> _Set problem_: Quote the records that follow in full and exactly; leave out the pictures.

(Dataset items)
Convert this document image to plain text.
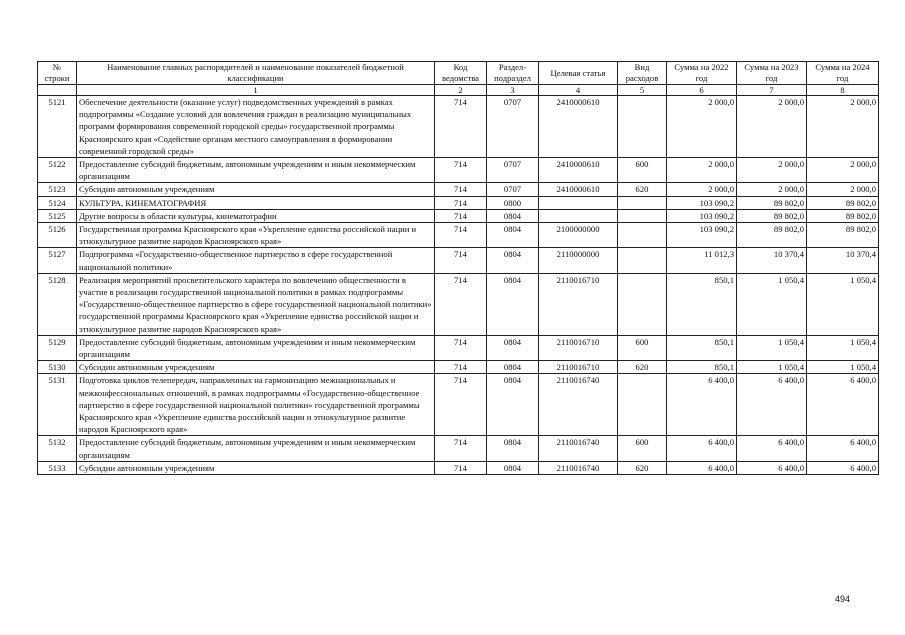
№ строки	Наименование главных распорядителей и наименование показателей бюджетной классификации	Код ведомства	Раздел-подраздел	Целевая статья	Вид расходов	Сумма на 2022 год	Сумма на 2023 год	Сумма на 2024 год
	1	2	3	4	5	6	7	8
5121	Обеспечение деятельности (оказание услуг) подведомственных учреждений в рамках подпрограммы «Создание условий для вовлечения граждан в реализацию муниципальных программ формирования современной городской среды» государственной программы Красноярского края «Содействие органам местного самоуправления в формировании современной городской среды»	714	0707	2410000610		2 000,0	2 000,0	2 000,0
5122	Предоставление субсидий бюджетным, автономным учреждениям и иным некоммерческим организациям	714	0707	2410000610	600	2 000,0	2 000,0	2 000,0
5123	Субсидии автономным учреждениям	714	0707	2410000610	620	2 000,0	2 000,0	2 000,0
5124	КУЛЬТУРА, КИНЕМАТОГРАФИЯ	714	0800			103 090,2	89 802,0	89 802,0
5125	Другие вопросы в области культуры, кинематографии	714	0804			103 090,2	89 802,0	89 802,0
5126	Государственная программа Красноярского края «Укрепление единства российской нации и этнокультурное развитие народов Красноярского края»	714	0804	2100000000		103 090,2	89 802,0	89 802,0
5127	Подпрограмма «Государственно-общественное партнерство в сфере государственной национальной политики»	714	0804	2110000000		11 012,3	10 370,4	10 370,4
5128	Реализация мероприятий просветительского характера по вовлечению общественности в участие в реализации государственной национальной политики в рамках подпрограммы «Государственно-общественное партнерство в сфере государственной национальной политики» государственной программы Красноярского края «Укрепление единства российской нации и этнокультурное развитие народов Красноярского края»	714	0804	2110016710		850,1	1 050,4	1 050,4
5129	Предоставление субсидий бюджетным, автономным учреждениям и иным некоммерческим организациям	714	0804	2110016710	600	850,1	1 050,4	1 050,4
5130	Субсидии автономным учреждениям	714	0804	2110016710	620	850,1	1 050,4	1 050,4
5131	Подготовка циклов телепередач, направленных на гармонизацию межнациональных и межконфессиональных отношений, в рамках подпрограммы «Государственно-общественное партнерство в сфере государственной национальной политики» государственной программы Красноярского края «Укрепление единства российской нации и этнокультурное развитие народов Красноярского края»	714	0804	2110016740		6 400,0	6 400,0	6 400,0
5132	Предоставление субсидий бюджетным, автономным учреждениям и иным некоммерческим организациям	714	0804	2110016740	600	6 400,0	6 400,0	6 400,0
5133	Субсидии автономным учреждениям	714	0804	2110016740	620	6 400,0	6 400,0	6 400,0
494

> _The result_:
Convert this document image to plain text.
№ строки	Наименование главных распорядителей и наименование показателей бюджетной классификации	Код ведомства	Раздел-подраздел	Целевая статья	Вид расходов	Сумма на 2022 год	Сумма на 2023 год	Сумма на 2024 год
	1	2	3	4	5	6	7	8
5121	Обеспечение деятельности (оказание услуг) подведомственных учреждений в рамках подпрограммы «Создание условий для вовлечения граждан в реализацию муниципальных программ формирования современной городской среды» государственной программы Красноярского края «Содействие органам местного самоуправления в формировании современной городской среды»	714	0707	2410000610		2 000,0	2 000,0	2 000,0
5122	Предоставление субсидий бюджетным, автономным учреждениям и иным некоммерческим организациям	714	0707	2410000610	600	2 000,0	2 000,0	2 000,0
5123	Субсидии автономным учреждениям	714	0707	2410000610	620	2 000,0	2 000,0	2 000,0
5124	КУЛЬТУРА, КИНЕМАТОГРАФИЯ	714	0800			103 090,2	89 802,0	89 802,0
5125	Другие вопросы в области культуры, кинематографии	714	0804			103 090,2	89 802,0	89 802,0
5126	Государственная программа Красноярского края «Укрепление единства российской нации и этнокультурное развитие народов Красноярского края»	714	0804	2100000000		103 090,2	89 802,0	89 802,0
5127	Подпрограмма «Государственно-общественное партнерство в сфере государственной национальной политики»	714	0804	2110000000		11 012,3	10 370,4	10 370,4
5128	Реализация мероприятий просветительского характера по вовлечению общественности в участие в реализации государственной национальной политики в рамках подпрограммы «Государственно-общественное партнерство в сфере государственной национальной политики» государственной программы Красноярского края «Укрепление единства российской нации и этнокультурное развитие народов Красноярского края»	714	0804	2110016710		850,1	1 050,4	1 050,4
5129	Предоставление субсидий бюджетным, автономным учреждениям и иным некоммерческим организациям	714	0804	2110016710	600	850,1	1 050,4	1 050,4
5130	Субсидии автономным учреждениям	714	0804	2110016710	620	850,1	1 050,4	1 050,4
5131	Подготовка циклов телепередач, направленных на гармонизацию межнациональных и межконфессиональных отношений, в рамках подпрограммы «Государственно-общественное партнерство в сфере государственной национальной политики» государственной программы Красноярского края «Укрепление единства российской нации и этнокультурное развитие народов Красноярского края»	714	0804	2110016740		6 400,0	6 400,0	6 400,0
5132	Предоставление субсидий бюджетным, автономным учреждениям и иным некоммерческим организациям	714	0804	2110016740	600	6 400,0	6 400,0	6 400,0
5133	Субсидии автономным учреждениям	714	0804	2110016740	620	6 400,0	6 400,0	6 400,0
494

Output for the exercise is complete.